GIVEN DATA section start
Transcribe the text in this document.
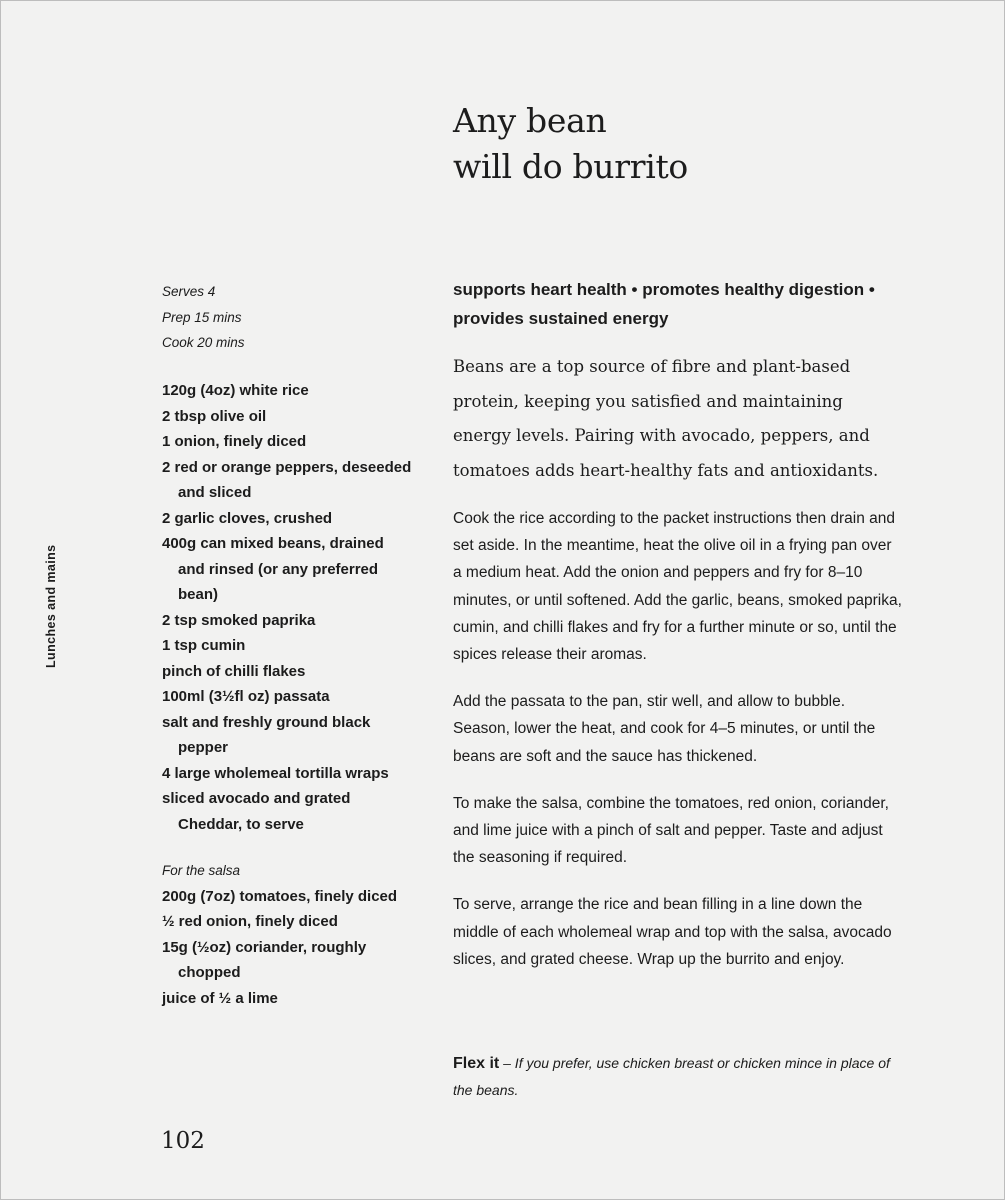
Any bean
will do burrito
Lunches and mains
Serves 4
Prep 15 mins
Cook 20 mins
120g (4oz) white rice
2 tbsp olive oil
1 onion, finely diced
2 red or orange peppers, deseeded and sliced
2 garlic cloves, crushed
400g can mixed beans, drained and rinsed (or any preferred bean)
2 tsp smoked paprika
1 tsp cumin
pinch of chilli flakes
100ml (3½fl oz) passata
salt and freshly ground black pepper
4 large wholemeal tortilla wraps
sliced avocado and grated Cheddar, to serve
For the salsa
200g (7oz) tomatoes, finely diced
½ red onion, finely diced
15g (½oz) coriander, roughly chopped
juice of ½ a lime
supports heart health • promotes healthy digestion • provides sustained energy
Beans are a top source of fibre and plant-based protein, keeping you satisfied and maintaining energy levels. Pairing with avocado, peppers, and tomatoes adds heart-healthy fats and antioxidants.

Cook the rice according to the packet instructions then drain and set aside. In the meantime, heat the olive oil in a frying pan over a medium heat. Add the onion and peppers and fry for 8–10 minutes, or until softened. Add the garlic, beans, smoked paprika, cumin, and chilli flakes and fry for a further minute or so, until the spices release their aromas.

Add the passata to the pan, stir well, and allow to bubble. Season, lower the heat, and cook for 4–5 minutes, or until the beans are soft and the sauce has thickened.

To make the salsa, combine the tomatoes, red onion, coriander, and lime juice with a pinch of salt and pepper. Taste and adjust the seasoning if required.

To serve, arrange the rice and bean filling in a line down the middle of each wholemeal wrap and top with the salsa, avocado slices, and grated cheese. Wrap up the burrito and enjoy.

Flex it – If you prefer, use chicken breast or chicken mince in place of the beans.
102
GIVEN DATA section end
Write out every entry above exactly as it stands, minus the pictures.

**RESULT**
Transcribe the text in this document.
Any bean
will do burrito
Lunches and mains
Serves 4
Prep 15 mins
Cook 20 mins
120g (4oz) white rice
2 tbsp olive oil
1 onion, finely diced
2 red or orange peppers, deseeded and sliced
2 garlic cloves, crushed
400g can mixed beans, drained and rinsed (or any preferred bean)
2 tsp smoked paprika
1 tsp cumin
pinch of chilli flakes
100ml (3½fl oz) passata
salt and freshly ground black pepper
4 large wholemeal tortilla wraps
sliced avocado and grated Cheddar, to serve
For the salsa
200g (7oz) tomatoes, finely diced
½ red onion, finely diced
15g (½oz) coriander, roughly chopped
juice of ½ a lime
supports heart health • promotes healthy digestion • provides sustained energy
Beans are a top source of fibre and plant-based protein, keeping you satisfied and maintaining energy levels. Pairing with avocado, peppers, and tomatoes adds heart-healthy fats and antioxidants.

Cook the rice according to the packet instructions then drain and set aside. In the meantime, heat the olive oil in a frying pan over a medium heat. Add the onion and peppers and fry for 8–10 minutes, or until softened. Add the garlic, beans, smoked paprika, cumin, and chilli flakes and fry for a further minute or so, until the spices release their aromas.

Add the passata to the pan, stir well, and allow to bubble. Season, lower the heat, and cook for 4–5 minutes, or until the beans are soft and the sauce has thickened.

To make the salsa, combine the tomatoes, red onion, coriander, and lime juice with a pinch of salt and pepper. Taste and adjust the seasoning if required.

To serve, arrange the rice and bean filling in a line down the middle of each wholemeal wrap and top with the salsa, avocado slices, and grated cheese. Wrap up the burrito and enjoy.

Flex it – If you prefer, use chicken breast or chicken mince in place of the beans.
102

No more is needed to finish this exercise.